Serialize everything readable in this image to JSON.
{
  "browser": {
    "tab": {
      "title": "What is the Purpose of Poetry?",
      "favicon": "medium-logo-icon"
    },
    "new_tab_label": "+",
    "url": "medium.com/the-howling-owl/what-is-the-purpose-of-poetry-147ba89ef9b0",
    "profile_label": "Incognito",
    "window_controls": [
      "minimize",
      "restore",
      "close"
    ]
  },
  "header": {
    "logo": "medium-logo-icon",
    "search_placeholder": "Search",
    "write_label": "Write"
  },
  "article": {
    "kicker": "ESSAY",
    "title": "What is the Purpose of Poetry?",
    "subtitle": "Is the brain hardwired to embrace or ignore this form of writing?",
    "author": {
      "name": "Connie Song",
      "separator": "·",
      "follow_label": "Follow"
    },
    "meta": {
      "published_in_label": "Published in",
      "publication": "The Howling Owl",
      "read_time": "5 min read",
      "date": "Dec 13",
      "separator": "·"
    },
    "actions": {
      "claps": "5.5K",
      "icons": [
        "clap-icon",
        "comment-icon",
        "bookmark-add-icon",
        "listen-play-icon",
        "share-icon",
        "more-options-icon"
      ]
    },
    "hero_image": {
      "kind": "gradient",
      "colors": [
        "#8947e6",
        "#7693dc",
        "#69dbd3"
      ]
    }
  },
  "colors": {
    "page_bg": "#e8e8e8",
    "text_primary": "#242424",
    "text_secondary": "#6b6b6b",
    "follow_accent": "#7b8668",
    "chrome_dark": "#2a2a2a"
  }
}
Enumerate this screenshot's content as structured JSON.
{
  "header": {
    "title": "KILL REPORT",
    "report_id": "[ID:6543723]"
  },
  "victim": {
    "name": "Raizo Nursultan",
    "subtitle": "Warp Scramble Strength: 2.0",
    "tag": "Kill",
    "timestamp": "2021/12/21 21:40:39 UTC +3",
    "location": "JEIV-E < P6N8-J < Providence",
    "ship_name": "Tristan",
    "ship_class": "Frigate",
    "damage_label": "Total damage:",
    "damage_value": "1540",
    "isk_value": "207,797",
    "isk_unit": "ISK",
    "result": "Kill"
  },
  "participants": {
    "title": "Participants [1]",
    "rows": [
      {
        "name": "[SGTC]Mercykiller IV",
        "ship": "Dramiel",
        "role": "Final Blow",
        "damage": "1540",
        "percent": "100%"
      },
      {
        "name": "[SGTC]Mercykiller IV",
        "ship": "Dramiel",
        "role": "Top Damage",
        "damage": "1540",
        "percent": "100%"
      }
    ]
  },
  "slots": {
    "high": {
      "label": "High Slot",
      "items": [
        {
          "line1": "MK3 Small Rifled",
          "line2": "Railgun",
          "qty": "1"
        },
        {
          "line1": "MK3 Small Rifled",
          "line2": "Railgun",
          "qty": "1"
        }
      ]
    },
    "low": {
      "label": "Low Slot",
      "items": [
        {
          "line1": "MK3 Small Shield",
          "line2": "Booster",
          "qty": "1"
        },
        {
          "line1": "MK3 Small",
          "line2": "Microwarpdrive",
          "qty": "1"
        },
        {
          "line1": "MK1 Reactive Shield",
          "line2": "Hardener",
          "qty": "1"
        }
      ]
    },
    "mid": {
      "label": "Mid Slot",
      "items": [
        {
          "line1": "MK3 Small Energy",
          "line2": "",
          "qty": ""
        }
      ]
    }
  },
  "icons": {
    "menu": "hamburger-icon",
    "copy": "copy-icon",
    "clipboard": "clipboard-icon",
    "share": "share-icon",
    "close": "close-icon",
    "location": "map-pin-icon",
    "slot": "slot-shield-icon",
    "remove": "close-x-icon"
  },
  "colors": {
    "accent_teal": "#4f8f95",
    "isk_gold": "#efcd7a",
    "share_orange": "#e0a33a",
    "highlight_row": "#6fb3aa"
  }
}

──────────

**What to produce**: Write out every entry word for word.

**Answer to this exercise**:
Serialize everything readable in this image to JSON.
{
  "browser": {
    "tab": {
      "title": "What is the Purpose of Poetry?",
      "favicon": "medium-logo-icon"
    },
    "new_tab_label": "+",
    "url": "medium.com/the-howling-owl/what-is-the-purpose-of-poetry-147ba89ef9b0",
    "profile_label": "Incognito",
    "window_controls": [
      "minimize",
      "restore",
      "close"
    ]
  },
  "header": {
    "logo": "medium-logo-icon",
    "search_placeholder": "Search",
    "write_label": "Write"
  },
  "article": {
    "kicker": "ESSAY",
    "title": "What is the Purpose of Poetry?",
    "subtitle": "Is the brain hardwired to embrace or ignore this form of writing?",
    "author": {
      "name": "Connie Song",
      "separator": "·",
      "follow_label": "Follow"
    },
    "meta": {
      "published_in_label": "Published in",
      "publication": "The Howling Owl",
      "read_time": "5 min read",
      "date": "Dec 13",
      "separator": "·"
    },
    "actions": {
      "claps": "5.5K",
      "icons": [
        "clap-icon",
        "comment-icon",
        "bookmark-add-icon",
        "listen-play-icon",
        "share-icon",
        "more-options-icon"
      ]
    },
    "hero_image": {
      "kind": "gradient",
      "colors": [
        "#8947e6",
        "#7693dc",
        "#69dbd3"
      ]
    }
  },
  "colors": {
    "page_bg": "#e8e8e8",
    "text_primary": "#242424",
    "text_secondary": "#6b6b6b",
    "follow_accent": "#7b8668",
    "chrome_dark": "#2a2a2a"
  }
}
Enumerate this screenshot's content as structured JSON.
{
  "header": {
    "title": "KILL REPORT",
    "report_id": "[ID:6543723]"
  },
  "victim": {
    "name": "Raizo Nursultan",
    "subtitle": "Warp Scramble Strength: 2.0",
    "tag": "Kill",
    "timestamp": "2021/12/21 21:40:39 UTC +3",
    "location": "JEIV-E < P6N8-J < Providence",
    "ship_name": "Tristan",
    "ship_class": "Frigate",
    "damage_label": "Total damage:",
    "damage_value": "1540",
    "isk_value": "207,797",
    "isk_unit": "ISK",
    "result": "Kill"
  },
  "participants": {
    "title": "Participants [1]",
    "rows": [
      {
        "name": "[SGTC]Mercykiller IV",
        "ship": "Dramiel",
        "role": "Final Blow",
        "damage": "1540",
        "percent": "100%"
      },
      {
        "name": "[SGTC]Mercykiller IV",
        "ship": "Dramiel",
        "role": "Top Damage",
        "damage": "1540",
        "percent": "100%"
      }
    ]
  },
  "slots": {
    "high": {
      "label": "High Slot",
      "items": [
        {
          "line1": "MK3 Small Rifled",
          "line2": "Railgun",
          "qty": "1"
        },
        {
          "line1": "MK3 Small Rifled",
          "line2": "Railgun",
          "qty": "1"
        }
      ]
    },
    "low": {
      "label": "Low Slot",
      "items": [
        {
          "line1": "MK3 Small Shield",
          "line2": "Booster",
          "qty": "1"
        },
        {
          "line1": "MK3 Small",
          "line2": "Microwarpdrive",
          "qty": "1"
        },
        {
          "line1": "MK1 Reactive Shield",
          "line2": "Hardener",
          "qty": "1"
        }
      ]
    },
    "mid": {
      "label": "Mid Slot",
      "items": [
        {
          "line1": "MK3 Small Energy",
          "line2": "",
          "qty": ""
        }
      ]
    }
  },
  "icons": {
    "menu": "hamburger-icon",
    "copy": "copy-icon",
    "clipboard": "clipboard-icon",
    "share": "share-icon",
    "close": "close-icon",
    "location": "map-pin-icon",
    "slot": "slot-shield-icon",
    "remove": "close-x-icon"
  },
  "colors": {
    "accent_teal": "#4f8f95",
    "isk_gold": "#efcd7a",
    "share_orange": "#e0a33a",
    "highlight_row": "#6fb3aa"
  }
}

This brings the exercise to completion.